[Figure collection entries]
--- BEGIN ---
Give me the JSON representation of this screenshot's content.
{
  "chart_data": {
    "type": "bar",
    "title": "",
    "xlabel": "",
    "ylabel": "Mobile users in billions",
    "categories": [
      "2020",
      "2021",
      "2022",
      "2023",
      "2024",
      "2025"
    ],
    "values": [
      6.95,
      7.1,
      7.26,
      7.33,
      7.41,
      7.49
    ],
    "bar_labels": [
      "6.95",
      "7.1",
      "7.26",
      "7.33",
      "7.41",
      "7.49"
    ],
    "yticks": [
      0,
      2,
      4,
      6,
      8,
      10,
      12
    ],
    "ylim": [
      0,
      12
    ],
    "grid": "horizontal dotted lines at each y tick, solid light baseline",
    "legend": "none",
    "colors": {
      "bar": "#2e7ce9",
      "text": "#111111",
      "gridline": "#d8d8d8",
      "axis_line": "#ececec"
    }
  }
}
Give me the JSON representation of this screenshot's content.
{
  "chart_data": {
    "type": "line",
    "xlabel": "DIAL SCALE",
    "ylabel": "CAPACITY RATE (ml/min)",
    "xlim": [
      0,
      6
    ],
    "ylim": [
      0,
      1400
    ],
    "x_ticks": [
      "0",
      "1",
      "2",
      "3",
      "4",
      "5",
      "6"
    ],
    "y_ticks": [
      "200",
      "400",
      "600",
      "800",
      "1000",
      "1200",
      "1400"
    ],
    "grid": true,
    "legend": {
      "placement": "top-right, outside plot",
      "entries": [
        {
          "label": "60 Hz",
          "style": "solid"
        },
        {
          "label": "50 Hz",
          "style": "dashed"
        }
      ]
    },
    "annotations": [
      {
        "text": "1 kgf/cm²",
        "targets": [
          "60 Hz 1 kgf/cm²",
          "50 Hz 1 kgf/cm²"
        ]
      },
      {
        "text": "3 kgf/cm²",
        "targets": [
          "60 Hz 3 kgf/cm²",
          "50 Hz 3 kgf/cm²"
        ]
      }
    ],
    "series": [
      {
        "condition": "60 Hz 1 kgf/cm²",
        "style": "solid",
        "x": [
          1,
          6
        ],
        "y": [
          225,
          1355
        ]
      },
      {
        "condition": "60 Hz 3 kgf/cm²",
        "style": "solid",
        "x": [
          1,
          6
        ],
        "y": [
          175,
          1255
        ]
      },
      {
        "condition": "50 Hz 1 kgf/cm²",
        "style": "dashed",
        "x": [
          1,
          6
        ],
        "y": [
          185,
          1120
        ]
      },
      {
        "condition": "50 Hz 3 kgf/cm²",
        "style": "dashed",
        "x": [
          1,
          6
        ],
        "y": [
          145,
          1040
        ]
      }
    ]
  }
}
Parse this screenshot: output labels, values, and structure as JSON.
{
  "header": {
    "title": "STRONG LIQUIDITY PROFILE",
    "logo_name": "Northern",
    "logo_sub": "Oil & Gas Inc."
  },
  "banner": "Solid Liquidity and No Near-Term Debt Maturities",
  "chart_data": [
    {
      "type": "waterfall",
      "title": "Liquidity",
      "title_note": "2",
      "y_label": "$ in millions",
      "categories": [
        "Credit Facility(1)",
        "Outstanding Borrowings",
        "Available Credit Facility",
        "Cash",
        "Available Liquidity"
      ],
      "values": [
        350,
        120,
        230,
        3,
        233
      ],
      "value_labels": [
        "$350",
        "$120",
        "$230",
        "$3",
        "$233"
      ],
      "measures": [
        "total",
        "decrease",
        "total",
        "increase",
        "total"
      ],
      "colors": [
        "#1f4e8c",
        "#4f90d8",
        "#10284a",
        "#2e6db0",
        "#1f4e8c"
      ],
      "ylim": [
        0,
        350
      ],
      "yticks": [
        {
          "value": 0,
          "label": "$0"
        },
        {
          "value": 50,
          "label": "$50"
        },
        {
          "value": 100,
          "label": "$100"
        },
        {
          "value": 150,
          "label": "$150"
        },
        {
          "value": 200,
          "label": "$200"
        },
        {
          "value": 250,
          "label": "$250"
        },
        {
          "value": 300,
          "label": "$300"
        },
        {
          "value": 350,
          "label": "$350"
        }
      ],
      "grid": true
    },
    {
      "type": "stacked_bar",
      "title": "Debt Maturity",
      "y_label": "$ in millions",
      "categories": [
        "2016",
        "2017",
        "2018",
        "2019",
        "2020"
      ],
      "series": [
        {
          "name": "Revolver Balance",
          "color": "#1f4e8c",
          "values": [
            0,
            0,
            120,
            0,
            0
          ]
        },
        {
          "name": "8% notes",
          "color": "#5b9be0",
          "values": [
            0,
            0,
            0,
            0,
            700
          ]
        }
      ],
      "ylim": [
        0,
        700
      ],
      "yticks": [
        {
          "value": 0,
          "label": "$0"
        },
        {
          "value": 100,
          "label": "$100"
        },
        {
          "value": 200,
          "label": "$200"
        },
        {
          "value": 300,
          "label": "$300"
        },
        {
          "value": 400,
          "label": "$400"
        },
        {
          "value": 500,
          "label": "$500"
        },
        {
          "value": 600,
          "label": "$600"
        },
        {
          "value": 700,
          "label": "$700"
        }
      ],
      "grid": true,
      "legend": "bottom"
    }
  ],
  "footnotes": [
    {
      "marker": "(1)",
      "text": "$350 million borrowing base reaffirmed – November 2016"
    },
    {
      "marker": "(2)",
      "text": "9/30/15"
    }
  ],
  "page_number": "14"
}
--- END ---
◆ **WHAT TO PRODUCE**:
Write out the entire listing exactly.

◆ **SOLUTION FOR THIS PROBLEM**:
Give me the JSON representation of this screenshot's content.
{
  "chart_data": {
    "type": "bar",
    "title": "",
    "xlabel": "",
    "ylabel": "Mobile users in billions",
    "categories": [
      "2020",
      "2021",
      "2022",
      "2023",
      "2024",
      "2025"
    ],
    "values": [
      6.95,
      7.1,
      7.26,
      7.33,
      7.41,
      7.49
    ],
    "bar_labels": [
      "6.95",
      "7.1",
      "7.26",
      "7.33",
      "7.41",
      "7.49"
    ],
    "yticks": [
      0,
      2,
      4,
      6,
      8,
      10,
      12
    ],
    "ylim": [
      0,
      12
    ],
    "grid": "horizontal dotted lines at each y tick, solid light baseline",
    "legend": "none",
    "colors": {
      "bar": "#2e7ce9",
      "text": "#111111",
      "gridline": "#d8d8d8",
      "axis_line": "#ececec"
    }
  }
}
Give me the JSON representation of this screenshot's content.
{
  "chart_data": {
    "type": "line",
    "xlabel": "DIAL SCALE",
    "ylabel": "CAPACITY RATE (ml/min)",
    "xlim": [
      0,
      6
    ],
    "ylim": [
      0,
      1400
    ],
    "x_ticks": [
      "0",
      "1",
      "2",
      "3",
      "4",
      "5",
      "6"
    ],
    "y_ticks": [
      "200",
      "400",
      "600",
      "800",
      "1000",
      "1200",
      "1400"
    ],
    "grid": true,
    "legend": {
      "placement": "top-right, outside plot",
      "entries": [
        {
          "label": "60 Hz",
          "style": "solid"
        },
        {
          "label": "50 Hz",
          "style": "dashed"
        }
      ]
    },
    "annotations": [
      {
        "text": "1 kgf/cm²",
        "targets": [
          "60 Hz 1 kgf/cm²",
          "50 Hz 1 kgf/cm²"
        ]
      },
      {
        "text": "3 kgf/cm²",
        "targets": [
          "60 Hz 3 kgf/cm²",
          "50 Hz 3 kgf/cm²"
        ]
      }
    ],
    "series": [
      {
        "condition": "60 Hz 1 kgf/cm²",
        "style": "solid",
        "x": [
          1,
          6
        ],
        "y": [
          225,
          1355
        ]
      },
      {
        "condition": "60 Hz 3 kgf/cm²",
        "style": "solid",
        "x": [
          1,
          6
        ],
        "y": [
          175,
          1255
        ]
      },
      {
        "condition": "50 Hz 1 kgf/cm²",
        "style": "dashed",
        "x": [
          1,
          6
        ],
        "y": [
          185,
          1120
        ]
      },
      {
        "condition": "50 Hz 3 kgf/cm²",
        "style": "dashed",
        "x": [
          1,
          6
        ],
        "y": [
          145,
          1040
        ]
      }
    ]
  }
}
Parse this screenshot: output labels, values, and structure as JSON.
{
  "header": {
    "title": "STRONG LIQUIDITY PROFILE",
    "logo_name": "Northern",
    "logo_sub": "Oil & Gas Inc."
  },
  "banner": "Solid Liquidity and No Near-Term Debt Maturities",
  "chart_data": [
    {
      "type": "waterfall",
      "title": "Liquidity",
      "title_note": "2",
      "y_label": "$ in millions",
      "categories": [
        "Credit Facility(1)",
        "Outstanding Borrowings",
        "Available Credit Facility",
        "Cash",
        "Available Liquidity"
      ],
      "values": [
        350,
        120,
        230,
        3,
        233
      ],
      "value_labels": [
        "$350",
        "$120",
        "$230",
        "$3",
        "$233"
      ],
      "measures": [
        "total",
        "decrease",
        "total",
        "increase",
        "total"
      ],
      "colors": [
        "#1f4e8c",
        "#4f90d8",
        "#10284a",
        "#2e6db0",
        "#1f4e8c"
      ],
      "ylim": [
        0,
        350
      ],
      "yticks": [
        {
          "value": 0,
          "label": "$0"
        },
        {
          "value": 50,
          "label": "$50"
        },
        {
          "value": 100,
          "label": "$100"
        },
        {
          "value": 150,
          "label": "$150"
        },
        {
          "value": 200,
          "label": "$200"
        },
        {
          "value": 250,
          "label": "$250"
        },
        {
          "value": 300,
          "label": "$300"
        },
        {
          "value": 350,
          "label": "$350"
        }
      ],
      "grid": true
    },
    {
      "type": "stacked_bar",
      "title": "Debt Maturity",
      "y_label": "$ in millions",
      "categories": [
        "2016",
        "2017",
        "2018",
        "2019",
        "2020"
      ],
      "series": [
        {
          "name": "Revolver Balance",
          "color": "#1f4e8c",
          "values": [
            0,
            0,
            120,
            0,
            0
          ]
        },
        {
          "name": "8% notes",
          "color": "#5b9be0",
          "values": [
            0,
            0,
            0,
            0,
            700
          ]
        }
      ],
      "ylim": [
        0,
        700
      ],
      "yticks": [
        {
          "value": 0,
          "label": "$0"
        },
        {
          "value": 100,
          "label": "$100"
        },
        {
          "value": 200,
          "label": "$200"
        },
        {
          "value": 300,
          "label": "$300"
        },
        {
          "value": 400,
          "label": "$400"
        },
        {
          "value": 500,
          "label": "$500"
        },
        {
          "value": 600,
          "label": "$600"
        },
        {
          "value": 700,
          "label": "$700"
        }
      ],
      "grid": true,
      "legend": "bottom"
    }
  ],
  "footnotes": [
    {
      "marker": "(1)",
      "text": "$350 million borrowing base reaffirmed – November 2016"
    },
    {
      "marker": "(2)",
      "text": "9/30/15"
    }
  ],
  "page_number": "14"
}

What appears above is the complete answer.